▸ **REQUIREMENTS**
Find how many lines contain "TradingView" and state only that number.

▸ **INFORMATION GIVEN**
□ □ □

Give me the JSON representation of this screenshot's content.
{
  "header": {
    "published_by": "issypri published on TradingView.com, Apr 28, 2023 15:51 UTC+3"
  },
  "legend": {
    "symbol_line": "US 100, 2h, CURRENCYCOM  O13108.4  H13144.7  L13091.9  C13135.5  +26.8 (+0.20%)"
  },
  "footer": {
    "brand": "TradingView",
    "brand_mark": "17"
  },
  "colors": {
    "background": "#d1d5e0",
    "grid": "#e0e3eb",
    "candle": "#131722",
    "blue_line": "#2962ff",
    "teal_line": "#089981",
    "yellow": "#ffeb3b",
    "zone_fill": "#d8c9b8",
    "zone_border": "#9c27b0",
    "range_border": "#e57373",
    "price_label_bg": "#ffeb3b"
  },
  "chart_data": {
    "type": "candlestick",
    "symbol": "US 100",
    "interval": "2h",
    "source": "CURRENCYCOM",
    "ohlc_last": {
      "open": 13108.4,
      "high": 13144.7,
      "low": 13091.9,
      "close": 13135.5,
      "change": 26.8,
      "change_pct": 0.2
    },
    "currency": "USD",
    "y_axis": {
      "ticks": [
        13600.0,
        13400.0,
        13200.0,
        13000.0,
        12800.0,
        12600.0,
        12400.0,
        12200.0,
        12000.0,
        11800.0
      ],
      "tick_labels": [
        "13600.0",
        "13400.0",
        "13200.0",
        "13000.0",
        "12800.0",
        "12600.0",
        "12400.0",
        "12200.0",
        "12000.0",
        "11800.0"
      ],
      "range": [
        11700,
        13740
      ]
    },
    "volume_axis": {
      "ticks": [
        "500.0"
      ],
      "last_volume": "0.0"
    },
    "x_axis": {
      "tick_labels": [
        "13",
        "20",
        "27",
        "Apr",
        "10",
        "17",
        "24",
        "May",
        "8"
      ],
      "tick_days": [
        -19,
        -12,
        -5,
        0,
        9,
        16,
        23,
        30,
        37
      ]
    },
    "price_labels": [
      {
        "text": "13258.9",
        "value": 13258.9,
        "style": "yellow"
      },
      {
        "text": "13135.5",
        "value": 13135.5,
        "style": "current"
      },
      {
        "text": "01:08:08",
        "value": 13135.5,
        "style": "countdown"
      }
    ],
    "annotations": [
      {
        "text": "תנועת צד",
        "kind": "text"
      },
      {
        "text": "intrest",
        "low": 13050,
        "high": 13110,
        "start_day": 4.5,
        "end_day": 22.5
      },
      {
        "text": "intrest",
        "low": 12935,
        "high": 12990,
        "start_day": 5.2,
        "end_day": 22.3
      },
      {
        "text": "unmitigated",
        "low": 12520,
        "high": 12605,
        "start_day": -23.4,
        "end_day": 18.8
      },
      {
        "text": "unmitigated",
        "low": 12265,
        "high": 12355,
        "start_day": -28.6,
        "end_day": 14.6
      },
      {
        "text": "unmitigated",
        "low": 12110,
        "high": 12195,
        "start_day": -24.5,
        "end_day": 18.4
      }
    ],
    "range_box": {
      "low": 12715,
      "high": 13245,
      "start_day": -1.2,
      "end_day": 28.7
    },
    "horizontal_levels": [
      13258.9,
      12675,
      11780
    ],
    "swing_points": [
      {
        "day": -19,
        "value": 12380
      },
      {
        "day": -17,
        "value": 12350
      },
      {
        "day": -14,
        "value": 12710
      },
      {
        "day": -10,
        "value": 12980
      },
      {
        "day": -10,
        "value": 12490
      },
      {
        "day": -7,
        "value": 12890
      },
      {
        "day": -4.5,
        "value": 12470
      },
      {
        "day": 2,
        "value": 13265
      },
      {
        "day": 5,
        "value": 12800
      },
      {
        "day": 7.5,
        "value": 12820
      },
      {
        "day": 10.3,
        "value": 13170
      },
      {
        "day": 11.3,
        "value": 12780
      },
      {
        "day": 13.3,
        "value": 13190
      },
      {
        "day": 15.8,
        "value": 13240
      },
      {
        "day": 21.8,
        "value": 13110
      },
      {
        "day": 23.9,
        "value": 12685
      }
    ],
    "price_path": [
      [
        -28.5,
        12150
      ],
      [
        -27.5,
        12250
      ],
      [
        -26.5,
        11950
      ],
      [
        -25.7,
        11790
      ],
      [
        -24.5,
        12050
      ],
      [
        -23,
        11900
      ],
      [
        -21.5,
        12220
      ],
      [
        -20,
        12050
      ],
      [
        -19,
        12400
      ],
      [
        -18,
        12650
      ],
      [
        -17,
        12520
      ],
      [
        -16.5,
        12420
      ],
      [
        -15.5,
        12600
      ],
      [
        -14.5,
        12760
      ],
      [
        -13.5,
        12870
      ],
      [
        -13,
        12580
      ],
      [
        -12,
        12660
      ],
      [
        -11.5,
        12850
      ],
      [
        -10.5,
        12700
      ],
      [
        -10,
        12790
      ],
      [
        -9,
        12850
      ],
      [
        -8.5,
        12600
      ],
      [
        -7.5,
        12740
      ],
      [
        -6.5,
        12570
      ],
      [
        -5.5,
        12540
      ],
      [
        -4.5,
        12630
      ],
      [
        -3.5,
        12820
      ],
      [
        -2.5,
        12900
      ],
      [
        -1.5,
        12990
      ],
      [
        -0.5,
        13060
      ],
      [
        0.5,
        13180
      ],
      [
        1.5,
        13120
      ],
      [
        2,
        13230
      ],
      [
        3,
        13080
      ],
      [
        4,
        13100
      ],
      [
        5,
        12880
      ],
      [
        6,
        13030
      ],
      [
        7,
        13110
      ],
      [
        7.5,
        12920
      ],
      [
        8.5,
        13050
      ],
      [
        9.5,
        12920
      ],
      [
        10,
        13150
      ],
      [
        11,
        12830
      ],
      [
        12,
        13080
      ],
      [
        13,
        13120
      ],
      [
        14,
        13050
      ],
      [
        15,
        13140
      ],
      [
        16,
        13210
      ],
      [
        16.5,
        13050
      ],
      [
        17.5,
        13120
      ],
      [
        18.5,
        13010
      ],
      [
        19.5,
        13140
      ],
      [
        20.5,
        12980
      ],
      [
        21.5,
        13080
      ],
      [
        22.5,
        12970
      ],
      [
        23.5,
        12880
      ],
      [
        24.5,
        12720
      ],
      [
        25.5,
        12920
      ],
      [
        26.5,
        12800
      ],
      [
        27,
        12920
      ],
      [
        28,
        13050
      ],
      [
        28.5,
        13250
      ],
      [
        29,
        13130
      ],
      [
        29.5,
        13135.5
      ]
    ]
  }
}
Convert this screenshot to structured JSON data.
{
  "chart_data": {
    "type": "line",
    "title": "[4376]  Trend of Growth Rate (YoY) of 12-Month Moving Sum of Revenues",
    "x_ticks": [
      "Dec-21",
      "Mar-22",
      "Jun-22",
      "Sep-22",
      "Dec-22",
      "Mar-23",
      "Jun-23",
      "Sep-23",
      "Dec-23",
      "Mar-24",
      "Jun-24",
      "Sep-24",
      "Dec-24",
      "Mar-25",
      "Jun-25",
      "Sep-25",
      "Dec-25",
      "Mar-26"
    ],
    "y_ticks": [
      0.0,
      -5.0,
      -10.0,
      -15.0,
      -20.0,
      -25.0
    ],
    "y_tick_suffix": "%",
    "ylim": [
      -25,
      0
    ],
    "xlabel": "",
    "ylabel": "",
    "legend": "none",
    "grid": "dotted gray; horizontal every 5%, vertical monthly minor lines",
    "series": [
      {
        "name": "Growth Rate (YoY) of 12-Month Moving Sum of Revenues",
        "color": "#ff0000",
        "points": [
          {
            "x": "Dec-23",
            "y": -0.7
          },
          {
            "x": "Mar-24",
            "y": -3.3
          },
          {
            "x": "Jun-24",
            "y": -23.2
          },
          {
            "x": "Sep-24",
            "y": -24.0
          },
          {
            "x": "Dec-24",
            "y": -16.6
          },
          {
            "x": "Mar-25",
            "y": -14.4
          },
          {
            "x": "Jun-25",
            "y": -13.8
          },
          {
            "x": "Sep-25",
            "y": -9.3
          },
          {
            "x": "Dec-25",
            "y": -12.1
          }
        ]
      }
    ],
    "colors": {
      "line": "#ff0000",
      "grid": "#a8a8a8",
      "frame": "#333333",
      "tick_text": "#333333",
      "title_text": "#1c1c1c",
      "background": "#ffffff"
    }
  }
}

□ □ □

▸ **TASK RESPONSE**
2